▶ [Given task] Search the material for the string "Konsumsi" and copy each line where it occurs.

▶ [Dataset excerpts]
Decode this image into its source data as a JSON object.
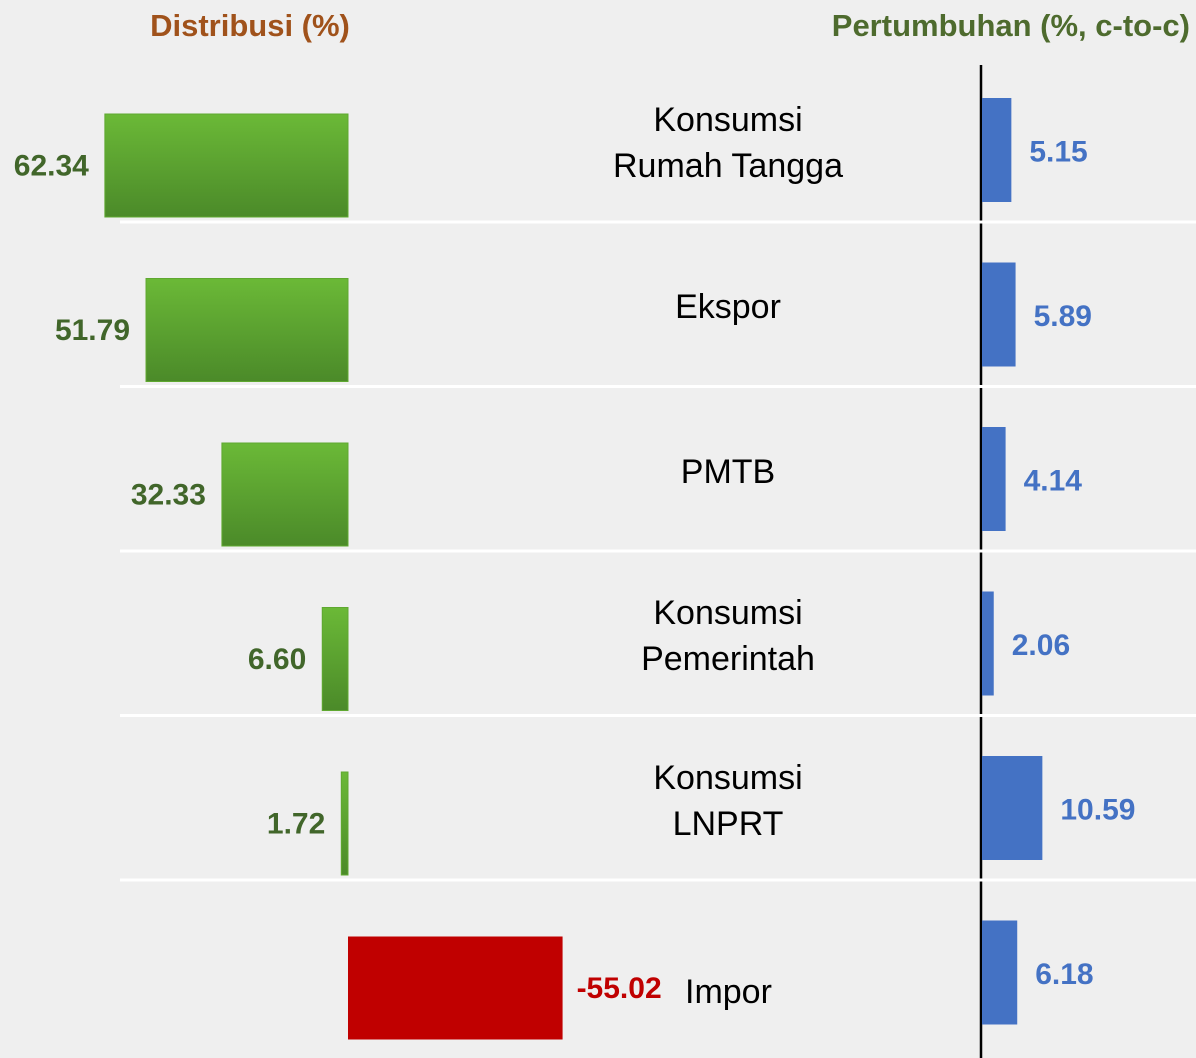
{
  "chart_data": [
    {
      "type": "bar",
      "title": "Distribusi (%)",
      "title_color": "#a0521b",
      "categories": [
        "Konsumsi Rumah Tangga",
        "Ekspor",
        "PMTB",
        "Konsumsi Pemerintah",
        "Konsumsi LNPRT",
        "Impor"
      ],
      "values": [
        62.34,
        51.79,
        32.33,
        6.6,
        1.72,
        -55.02
      ],
      "value_labels": [
        "62.34",
        "51.79",
        "32.33",
        "6.60",
        "1.72",
        "-55.02"
      ],
      "color": "#5fa830",
      "negative_color": "#c00000",
      "label_color": "#41662a"
    },
    {
      "type": "bar",
      "title": "Pertumbuhan (%, c-to-c)",
      "title_color": "#4e6b2e",
      "values": [
        5.15,
        5.89,
        4.14,
        2.06,
        10.59,
        6.18
      ],
      "color": "#4472c4",
      "label_color": "#4472c4"
    }
  ]
}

▶ [Expected output]
        "Konsumsi Rumah Tangga",
        "Konsumsi Pemerintah",
        "Konsumsi LNPRT",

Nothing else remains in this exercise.